• Text segment:
-- begin --
How to Read a Document
        Learning to read a historical document is much like learning to read a map. It is important to ask the right questions and make the right assumptions. But unlike the real journey the map makes possible, the journey that is made with a historical document is one of the imagination. It is not so easy to put your finger on the past. You will have to learn to test your assumptions and to sharpen your ability to ask questions before you can have any confidence that you are on the right road. As with anything else, mastery of these skills takes concentration and practice. You will have to discipline yourself to ask and answer questions about the document on three levels.

Level One
        The first set of questions that need to be addressed are those for which you should be able to find concrete answers. The answers to these questions will give you the basic information you need to begin the process of interpretation. Although “level-one” questions are seemingly straightforward, they contain important implications for deeper interpretation. If you do not consciously ask these questions, you will deprive yourself of some of the most important evidence there is for understanding documents. Train yourself to underline or highlight the information that will allow you to answer the following questions.
        1. Who wrote this document?
In the first place, you need to know how this document came to be created. Written historical records were created by individuals in a specific historical setting for a particular purpose. Until you know who created the document you have read, you cannot know why it was created or what meanings its author intended to impart by creating it. Nor is it enough to simply learn the name of the author; it is equally important to learn about authors as people, what social background they came form, what position they held, to what group they belonged. Although you will learn the identity of the author from the introductory notes, you will learn much about that person or group from the document.
        2. Who is the intended audience?
Identifying the intended audience of a document will tell you much about its language, about the amount of knowledge that the writer is assuming, even sometimes about the best form for the document to take. The relationship between author and audience is one of the most basic elements of communication and one that will tell you much about the purpose of the document. Think of the difference between the audience for a novel and that for a diary, or for a law and a secret treaty. In each case, knowing the intended audience determines your view of what to expect from the document. Knowing the audience allows you to begin to ask important questions, such as, “Should I believe what I am being told?”
-- end --
• Instructions for the task:
Extend the guide above on reading a historical document, picking up after its final sentence and keeping its voice.

• Entries:
-- begin --
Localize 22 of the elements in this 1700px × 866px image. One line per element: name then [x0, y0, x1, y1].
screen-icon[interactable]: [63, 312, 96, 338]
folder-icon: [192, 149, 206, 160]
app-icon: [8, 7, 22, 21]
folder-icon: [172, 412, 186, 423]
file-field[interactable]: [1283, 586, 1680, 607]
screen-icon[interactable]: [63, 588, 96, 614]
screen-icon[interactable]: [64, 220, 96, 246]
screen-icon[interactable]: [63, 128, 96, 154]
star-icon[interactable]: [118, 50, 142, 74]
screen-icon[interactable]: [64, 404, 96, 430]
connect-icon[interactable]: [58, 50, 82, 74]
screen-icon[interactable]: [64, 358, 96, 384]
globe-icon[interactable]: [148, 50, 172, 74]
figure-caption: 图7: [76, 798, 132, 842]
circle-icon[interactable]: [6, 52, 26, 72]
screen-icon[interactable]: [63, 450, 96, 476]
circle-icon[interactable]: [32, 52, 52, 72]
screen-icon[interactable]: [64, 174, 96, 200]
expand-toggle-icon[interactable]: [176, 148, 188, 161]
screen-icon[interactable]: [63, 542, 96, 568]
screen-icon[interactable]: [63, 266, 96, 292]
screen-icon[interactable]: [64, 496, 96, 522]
-- end --
• Exercise output:
        3. What is the story line?
The final “level one” question has to do with the content of the document. You now know enough about it in a general way to pay attention to what it actually says. To learn the story line, you must take some notes while you are reading and underline or highlight important places in your text. The more often you ask yourself, “What is going on here?” the easier it will be to find out. No matter how obscure a document appears at first, deliberate attention to the story line will allow you to focus your reading.

Level Two

        If “level one” questions allow you to identify the nature of the document and its author, “level two” questions allow you to probe behind the essentials facts. Now that you know who wrote the document, to whom it is addressed, and what it is about, you can begin to try to understand it. Since your goal is to learn what this document means, first in its historical context and then in your current context, you now want to study it from a more detached point of view, to be less accepting of “facts” and more critical in the questions you pose. At the first level, the document controlled you; at the second level, you will begin to control the document.
        1. Why was this document written?
Everything is written for a reason. You make notes to yourself to remember, you send cards to celebrate and sympathize, you correspond to convey or request information. The documents that historians traditionally study are more likely to have been written for public rather than private purposes, but not always. Understanding the purpose of a historical document is critical to analyzing the strategies that the author employs within it. A document intended to convince will employ logic; a document intended to entertain will employ fancy; a document attempting to motivate will employ emotional appeals. In order to find these strategies, you must know what purpose the document was intended to serve.
        2. What type of document is this?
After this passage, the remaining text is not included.